WHAT NEEDS TO BE DONE. Can you print every line of the records below word for word, leaving out the pictures?

GIVEN RECORDS.
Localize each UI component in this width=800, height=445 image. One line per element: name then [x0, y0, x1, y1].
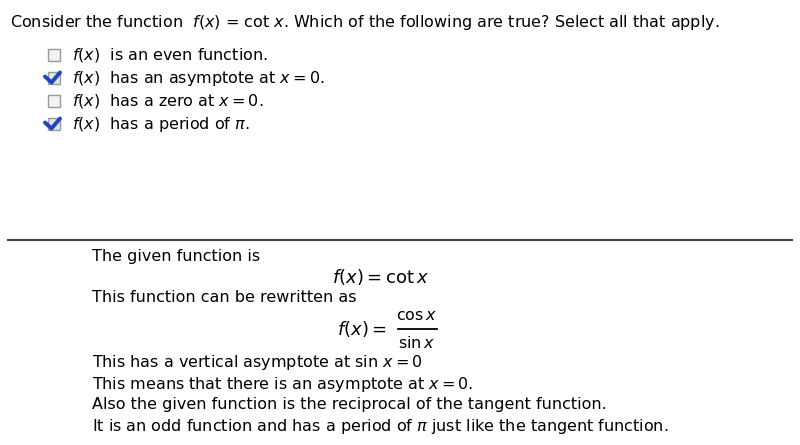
Text: The given function is: The given function is	[92, 250, 260, 264]
Text: $f(x)$  has a zero at $x = 0$.: $f(x)$ has a zero at $x = 0$.	[72, 92, 263, 110]
Text: $f(x) = \cot x$: $f(x) = \cot x$	[331, 267, 429, 287]
Text: $f(x)$  is an even function.: $f(x)$ is an even function.	[72, 46, 268, 64]
Text: This means that there is an asymptote at $x = 0$.: This means that there is an asymptote at…	[92, 375, 474, 393]
Text: $\sin x$: $\sin x$	[398, 335, 435, 351]
Text: $\cos x$: $\cos x$	[397, 308, 438, 324]
FancyBboxPatch shape	[48, 49, 60, 61]
FancyBboxPatch shape	[48, 95, 60, 107]
Text: Consider the function  $f(x)$ = cot $x$. Which of the following are true? Select: Consider the function $f(x)$ = cot $x$. …	[10, 13, 719, 32]
Text: This has a vertical asymptote at sin $x = 0$: This has a vertical asymptote at sin $x …	[92, 353, 422, 372]
FancyBboxPatch shape	[48, 72, 60, 84]
Text: This function can be rewritten as: This function can be rewritten as	[92, 290, 357, 304]
Text: It is an odd function and has a period of $\pi$ just like the tangent function.: It is an odd function and has a period o…	[92, 417, 669, 436]
FancyBboxPatch shape	[48, 118, 60, 130]
Text: $f(x)$  has an asymptote at $x = 0$.: $f(x)$ has an asymptote at $x = 0$.	[72, 69, 325, 88]
Text: $f(x) =$: $f(x) =$	[338, 319, 387, 339]
Text: Also the given function is the reciprocal of the tangent function.: Also the given function is the reciproca…	[92, 397, 606, 413]
Text: $f(x)$  has a period of $\pi$.: $f(x)$ has a period of $\pi$.	[72, 114, 250, 134]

THE REPLY.
Localize each UI component in this width=800, height=445 image. One line per element: name then [x0, y0, x1, y1].
Text: The given function is: The given function is	[92, 250, 260, 264]
Text: $f(x)$  has a zero at $x = 0$.: $f(x)$ has a zero at $x = 0$.	[72, 92, 263, 110]
Text: $f(x) = \cot x$: $f(x) = \cot x$	[331, 267, 429, 287]
Text: $f(x)$  is an even function.: $f(x)$ is an even function.	[72, 46, 268, 64]
Text: This means that there is an asymptote at $x = 0$.: This means that there is an asymptote at…	[92, 375, 474, 393]
Text: $\sin x$: $\sin x$	[398, 335, 435, 351]
Text: $\cos x$: $\cos x$	[397, 308, 438, 324]
FancyBboxPatch shape	[48, 49, 60, 61]
FancyBboxPatch shape	[48, 95, 60, 107]
Text: Consider the function  $f(x)$ = cot $x$. Which of the following are true? Select: Consider the function $f(x)$ = cot $x$. …	[10, 13, 719, 32]
Text: This has a vertical asymptote at sin $x = 0$: This has a vertical asymptote at sin $x …	[92, 353, 422, 372]
FancyBboxPatch shape	[48, 72, 60, 84]
Text: This function can be rewritten as: This function can be rewritten as	[92, 290, 357, 304]
Text: It is an odd function and has a period of $\pi$ just like the tangent function.: It is an odd function and has a period o…	[92, 417, 669, 436]
FancyBboxPatch shape	[48, 118, 60, 130]
Text: $f(x)$  has an asymptote at $x = 0$.: $f(x)$ has an asymptote at $x = 0$.	[72, 69, 325, 88]
Text: $f(x) =$: $f(x) =$	[338, 319, 387, 339]
Text: Also the given function is the reciprocal of the tangent function.: Also the given function is the reciproca…	[92, 397, 606, 413]
Text: $f(x)$  has a period of $\pi$.: $f(x)$ has a period of $\pi$.	[72, 114, 250, 134]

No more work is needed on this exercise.